>>>>
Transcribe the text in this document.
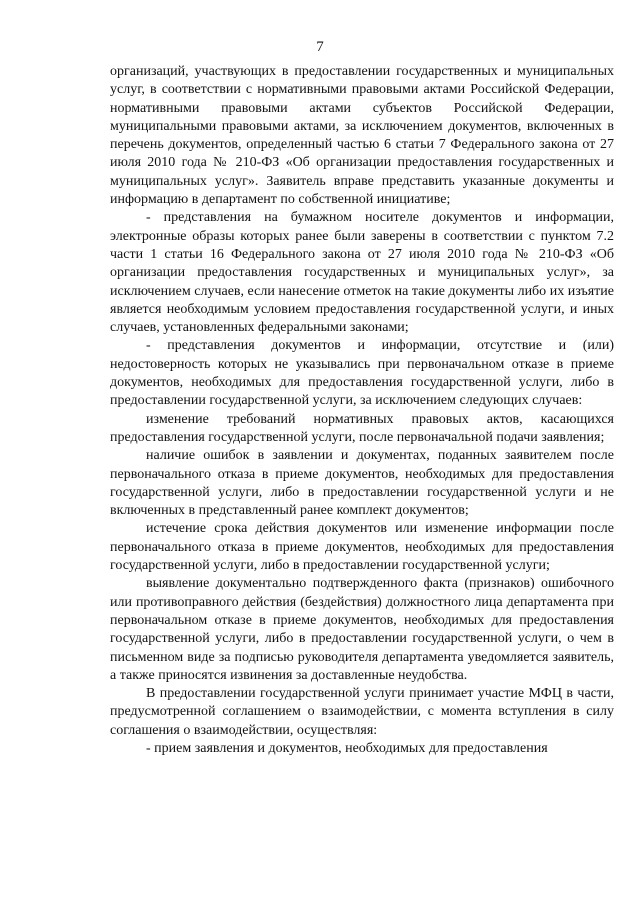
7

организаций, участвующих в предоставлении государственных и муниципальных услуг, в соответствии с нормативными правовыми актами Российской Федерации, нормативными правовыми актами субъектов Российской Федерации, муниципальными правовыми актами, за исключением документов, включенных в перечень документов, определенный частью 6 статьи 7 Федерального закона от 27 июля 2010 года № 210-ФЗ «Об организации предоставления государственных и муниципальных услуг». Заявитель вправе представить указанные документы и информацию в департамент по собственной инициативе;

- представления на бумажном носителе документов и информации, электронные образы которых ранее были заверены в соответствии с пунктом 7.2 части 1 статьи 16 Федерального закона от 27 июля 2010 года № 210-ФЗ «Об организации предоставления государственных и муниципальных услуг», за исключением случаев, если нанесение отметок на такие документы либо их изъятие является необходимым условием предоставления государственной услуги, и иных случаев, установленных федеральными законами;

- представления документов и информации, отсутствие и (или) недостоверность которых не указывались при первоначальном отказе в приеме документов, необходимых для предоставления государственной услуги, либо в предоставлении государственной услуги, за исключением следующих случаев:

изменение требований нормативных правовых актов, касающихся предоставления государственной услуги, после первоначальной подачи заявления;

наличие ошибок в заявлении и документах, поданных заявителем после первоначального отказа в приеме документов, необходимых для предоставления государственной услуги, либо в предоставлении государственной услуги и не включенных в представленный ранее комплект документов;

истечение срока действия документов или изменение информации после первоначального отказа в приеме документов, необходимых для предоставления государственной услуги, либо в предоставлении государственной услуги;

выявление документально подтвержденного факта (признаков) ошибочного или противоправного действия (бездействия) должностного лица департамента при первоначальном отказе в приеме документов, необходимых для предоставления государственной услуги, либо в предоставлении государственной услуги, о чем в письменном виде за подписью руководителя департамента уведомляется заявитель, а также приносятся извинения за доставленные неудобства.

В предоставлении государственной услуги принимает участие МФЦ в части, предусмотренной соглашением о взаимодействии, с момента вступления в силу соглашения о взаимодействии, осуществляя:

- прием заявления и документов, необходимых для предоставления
<<<<
>>>>
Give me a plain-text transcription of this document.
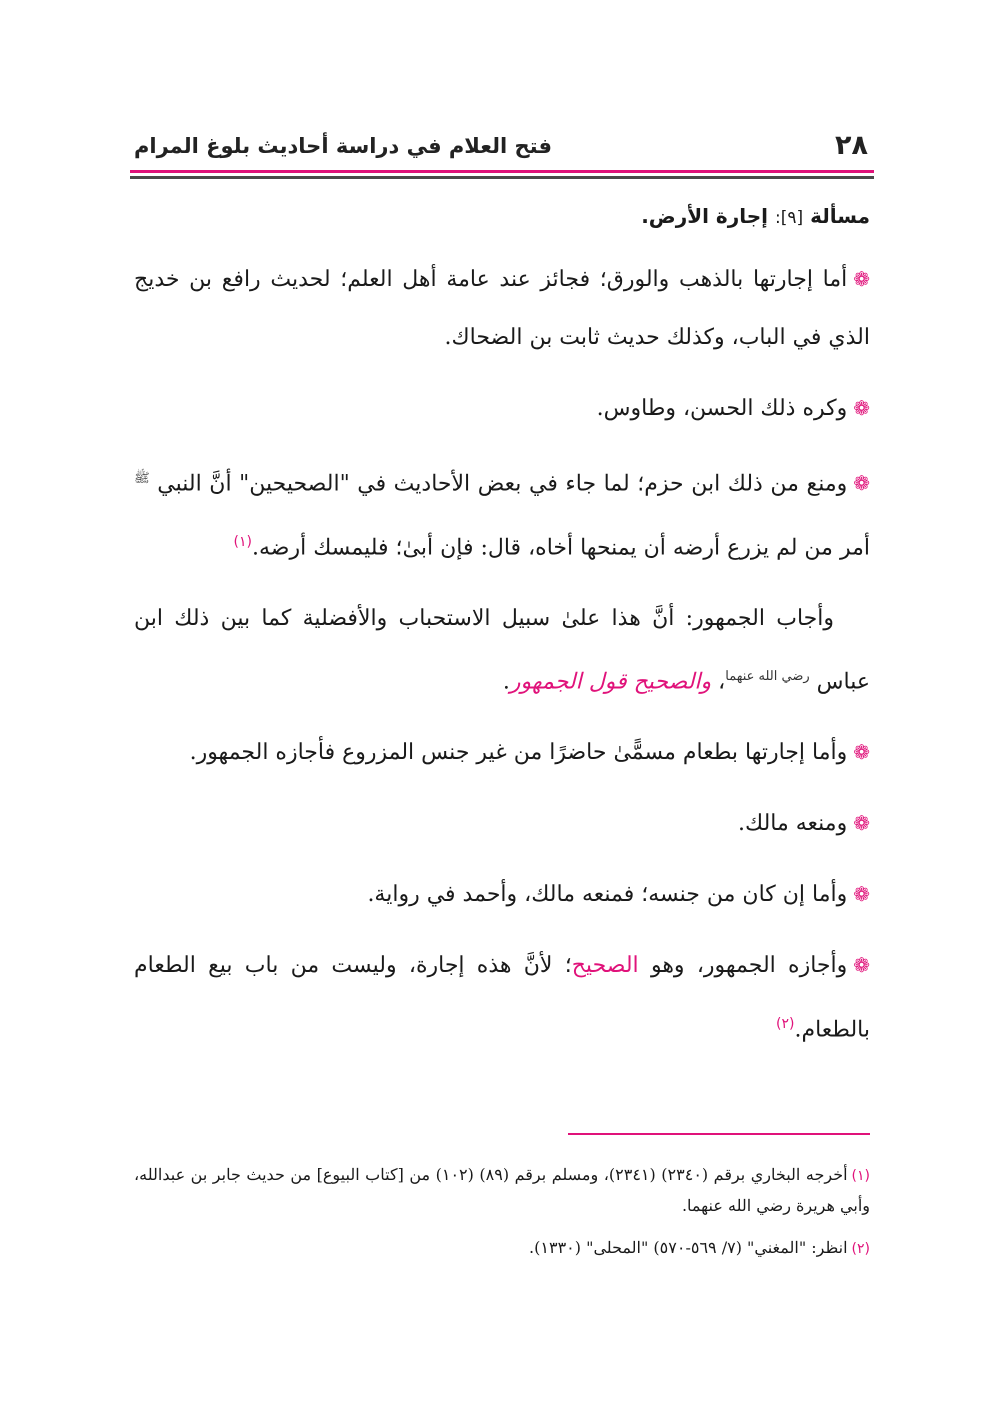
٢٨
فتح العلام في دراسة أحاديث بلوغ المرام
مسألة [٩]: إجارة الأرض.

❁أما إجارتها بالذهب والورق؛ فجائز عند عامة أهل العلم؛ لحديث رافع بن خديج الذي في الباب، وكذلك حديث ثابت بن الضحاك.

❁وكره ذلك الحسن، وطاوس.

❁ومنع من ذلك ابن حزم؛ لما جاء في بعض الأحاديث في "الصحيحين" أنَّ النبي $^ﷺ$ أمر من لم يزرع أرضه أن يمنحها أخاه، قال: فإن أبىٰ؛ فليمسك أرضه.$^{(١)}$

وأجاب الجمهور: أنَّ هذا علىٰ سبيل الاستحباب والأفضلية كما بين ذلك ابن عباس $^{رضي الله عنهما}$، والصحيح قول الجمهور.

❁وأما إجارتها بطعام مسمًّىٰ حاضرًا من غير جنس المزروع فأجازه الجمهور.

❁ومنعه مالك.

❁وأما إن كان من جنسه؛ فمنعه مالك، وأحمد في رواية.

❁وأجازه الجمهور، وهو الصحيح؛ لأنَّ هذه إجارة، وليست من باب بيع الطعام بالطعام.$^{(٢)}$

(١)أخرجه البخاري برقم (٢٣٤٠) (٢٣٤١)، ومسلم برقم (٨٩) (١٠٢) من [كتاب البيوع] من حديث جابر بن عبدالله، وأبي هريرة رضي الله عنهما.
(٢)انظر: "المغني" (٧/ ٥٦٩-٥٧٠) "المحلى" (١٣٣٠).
<<<<
In the entries above, find lines with "this" and copy each.

§ THE SOLUTION
Transcribe the text in this document.
Give me a plain-text transcription of this document.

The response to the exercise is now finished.